_Work to do_
Determine how many lines in the entries below include "Output". The reply should be that number and nothing else.

Data entries:
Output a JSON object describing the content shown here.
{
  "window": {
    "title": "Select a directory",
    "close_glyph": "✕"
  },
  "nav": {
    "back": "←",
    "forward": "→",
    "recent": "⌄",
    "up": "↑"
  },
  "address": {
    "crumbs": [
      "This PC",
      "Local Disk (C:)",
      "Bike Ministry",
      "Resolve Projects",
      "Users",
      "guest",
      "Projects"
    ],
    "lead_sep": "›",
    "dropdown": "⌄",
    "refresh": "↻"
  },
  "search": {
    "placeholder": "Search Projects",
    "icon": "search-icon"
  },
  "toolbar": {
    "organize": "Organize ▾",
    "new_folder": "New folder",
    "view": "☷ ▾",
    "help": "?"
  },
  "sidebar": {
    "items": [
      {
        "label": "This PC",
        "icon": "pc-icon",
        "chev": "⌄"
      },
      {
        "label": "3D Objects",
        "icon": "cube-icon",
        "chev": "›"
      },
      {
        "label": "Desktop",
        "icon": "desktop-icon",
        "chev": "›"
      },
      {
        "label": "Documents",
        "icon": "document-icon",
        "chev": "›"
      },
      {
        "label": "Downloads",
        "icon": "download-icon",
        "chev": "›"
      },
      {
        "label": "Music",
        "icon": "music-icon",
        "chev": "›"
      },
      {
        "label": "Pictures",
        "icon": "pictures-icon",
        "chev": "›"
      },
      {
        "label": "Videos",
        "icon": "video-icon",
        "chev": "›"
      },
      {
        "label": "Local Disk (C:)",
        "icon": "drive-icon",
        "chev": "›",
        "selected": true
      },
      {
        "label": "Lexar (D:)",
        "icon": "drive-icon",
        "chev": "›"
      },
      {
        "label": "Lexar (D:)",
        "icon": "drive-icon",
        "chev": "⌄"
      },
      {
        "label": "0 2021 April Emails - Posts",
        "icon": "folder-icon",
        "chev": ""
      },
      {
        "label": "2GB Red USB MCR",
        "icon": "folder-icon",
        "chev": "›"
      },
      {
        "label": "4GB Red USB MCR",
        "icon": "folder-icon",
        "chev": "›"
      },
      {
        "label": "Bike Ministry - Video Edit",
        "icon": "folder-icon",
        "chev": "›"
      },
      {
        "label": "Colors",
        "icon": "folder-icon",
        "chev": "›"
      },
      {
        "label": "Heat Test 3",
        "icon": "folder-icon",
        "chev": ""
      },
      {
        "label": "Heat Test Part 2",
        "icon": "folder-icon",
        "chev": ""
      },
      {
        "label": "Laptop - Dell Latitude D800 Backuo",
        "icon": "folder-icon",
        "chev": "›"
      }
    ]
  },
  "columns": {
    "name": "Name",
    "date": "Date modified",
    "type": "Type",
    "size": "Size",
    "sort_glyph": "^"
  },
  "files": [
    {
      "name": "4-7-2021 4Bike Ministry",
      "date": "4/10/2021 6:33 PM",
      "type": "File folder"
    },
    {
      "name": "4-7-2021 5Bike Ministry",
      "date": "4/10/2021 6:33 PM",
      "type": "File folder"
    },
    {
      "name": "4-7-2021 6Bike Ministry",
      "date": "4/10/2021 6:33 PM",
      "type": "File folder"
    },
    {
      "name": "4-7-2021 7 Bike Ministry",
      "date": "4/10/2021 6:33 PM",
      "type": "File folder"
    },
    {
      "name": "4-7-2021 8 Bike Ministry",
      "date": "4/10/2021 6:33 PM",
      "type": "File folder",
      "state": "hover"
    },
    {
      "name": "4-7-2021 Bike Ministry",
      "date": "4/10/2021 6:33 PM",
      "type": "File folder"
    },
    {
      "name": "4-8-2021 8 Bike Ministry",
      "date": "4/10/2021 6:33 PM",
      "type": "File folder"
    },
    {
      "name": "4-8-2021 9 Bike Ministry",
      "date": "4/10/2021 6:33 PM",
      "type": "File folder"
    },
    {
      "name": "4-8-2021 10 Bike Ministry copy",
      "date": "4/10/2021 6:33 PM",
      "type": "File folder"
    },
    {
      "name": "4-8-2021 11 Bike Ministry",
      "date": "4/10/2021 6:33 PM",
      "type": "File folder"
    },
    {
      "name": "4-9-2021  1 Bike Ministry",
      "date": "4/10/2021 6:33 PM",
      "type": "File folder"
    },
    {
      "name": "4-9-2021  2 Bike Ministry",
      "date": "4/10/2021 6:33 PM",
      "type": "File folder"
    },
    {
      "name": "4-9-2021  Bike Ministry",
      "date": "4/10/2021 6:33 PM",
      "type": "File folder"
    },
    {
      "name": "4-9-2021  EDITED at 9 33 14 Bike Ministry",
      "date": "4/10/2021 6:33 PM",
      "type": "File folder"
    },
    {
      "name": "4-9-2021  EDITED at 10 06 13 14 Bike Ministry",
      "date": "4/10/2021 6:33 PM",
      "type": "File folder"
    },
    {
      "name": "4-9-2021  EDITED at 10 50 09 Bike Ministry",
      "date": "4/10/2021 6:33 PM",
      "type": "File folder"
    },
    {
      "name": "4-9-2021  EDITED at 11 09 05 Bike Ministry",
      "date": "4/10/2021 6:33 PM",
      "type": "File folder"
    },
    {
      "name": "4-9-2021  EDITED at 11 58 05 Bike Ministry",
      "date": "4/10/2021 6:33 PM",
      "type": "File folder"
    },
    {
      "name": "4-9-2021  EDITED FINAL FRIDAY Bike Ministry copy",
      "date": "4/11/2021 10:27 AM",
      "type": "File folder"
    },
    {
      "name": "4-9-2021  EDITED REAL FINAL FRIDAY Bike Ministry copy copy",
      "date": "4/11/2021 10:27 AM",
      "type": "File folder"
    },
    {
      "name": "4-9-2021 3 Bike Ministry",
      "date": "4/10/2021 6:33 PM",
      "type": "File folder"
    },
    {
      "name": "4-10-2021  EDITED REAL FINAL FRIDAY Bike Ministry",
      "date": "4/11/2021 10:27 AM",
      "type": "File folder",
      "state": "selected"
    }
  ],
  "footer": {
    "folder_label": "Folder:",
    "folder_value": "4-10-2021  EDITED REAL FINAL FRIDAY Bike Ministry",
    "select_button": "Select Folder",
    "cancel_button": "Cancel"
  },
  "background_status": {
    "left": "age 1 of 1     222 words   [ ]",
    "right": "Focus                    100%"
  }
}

---

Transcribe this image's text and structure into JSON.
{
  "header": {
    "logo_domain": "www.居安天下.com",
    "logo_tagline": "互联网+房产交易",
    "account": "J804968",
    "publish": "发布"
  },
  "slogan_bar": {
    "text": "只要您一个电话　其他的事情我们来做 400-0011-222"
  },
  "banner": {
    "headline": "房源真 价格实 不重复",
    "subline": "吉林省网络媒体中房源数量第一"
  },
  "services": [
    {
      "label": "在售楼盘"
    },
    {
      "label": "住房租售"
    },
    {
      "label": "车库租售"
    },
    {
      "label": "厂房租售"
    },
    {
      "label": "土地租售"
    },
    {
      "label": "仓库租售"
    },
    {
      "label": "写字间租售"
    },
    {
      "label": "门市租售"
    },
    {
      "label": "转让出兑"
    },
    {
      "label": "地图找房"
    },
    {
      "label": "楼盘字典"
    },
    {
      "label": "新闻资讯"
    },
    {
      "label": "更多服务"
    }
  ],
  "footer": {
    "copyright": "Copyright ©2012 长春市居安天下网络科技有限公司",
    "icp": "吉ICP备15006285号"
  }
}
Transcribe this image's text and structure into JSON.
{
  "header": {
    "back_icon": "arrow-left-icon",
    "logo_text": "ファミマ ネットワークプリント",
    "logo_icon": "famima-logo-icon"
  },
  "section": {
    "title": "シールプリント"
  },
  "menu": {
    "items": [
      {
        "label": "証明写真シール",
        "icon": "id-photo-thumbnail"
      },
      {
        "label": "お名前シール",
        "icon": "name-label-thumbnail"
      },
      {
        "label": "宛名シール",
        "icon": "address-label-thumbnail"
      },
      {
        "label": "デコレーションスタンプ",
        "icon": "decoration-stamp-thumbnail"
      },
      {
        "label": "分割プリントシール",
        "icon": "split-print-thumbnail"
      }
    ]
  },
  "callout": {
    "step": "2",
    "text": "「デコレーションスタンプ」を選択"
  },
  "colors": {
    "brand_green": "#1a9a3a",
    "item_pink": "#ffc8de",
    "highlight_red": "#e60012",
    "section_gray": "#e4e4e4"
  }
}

---

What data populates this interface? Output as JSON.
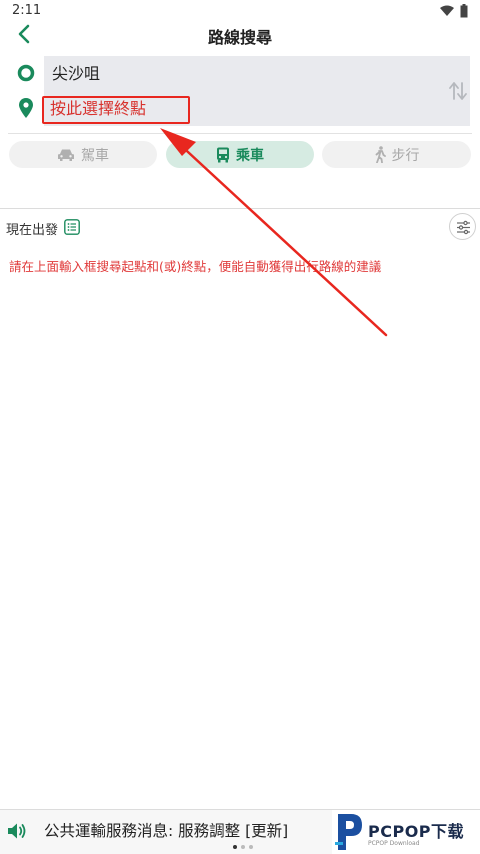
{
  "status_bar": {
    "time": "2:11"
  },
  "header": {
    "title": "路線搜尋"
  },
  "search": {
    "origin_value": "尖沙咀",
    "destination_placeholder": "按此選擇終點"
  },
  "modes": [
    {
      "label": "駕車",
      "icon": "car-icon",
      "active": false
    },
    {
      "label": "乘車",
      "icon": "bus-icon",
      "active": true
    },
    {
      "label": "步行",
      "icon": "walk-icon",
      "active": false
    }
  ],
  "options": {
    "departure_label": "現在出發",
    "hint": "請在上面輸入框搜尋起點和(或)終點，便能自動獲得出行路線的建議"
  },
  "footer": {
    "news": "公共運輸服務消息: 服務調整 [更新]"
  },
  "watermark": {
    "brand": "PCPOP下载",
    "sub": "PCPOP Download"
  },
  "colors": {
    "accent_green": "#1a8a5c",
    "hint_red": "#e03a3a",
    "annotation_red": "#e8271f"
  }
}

_Task answer_
2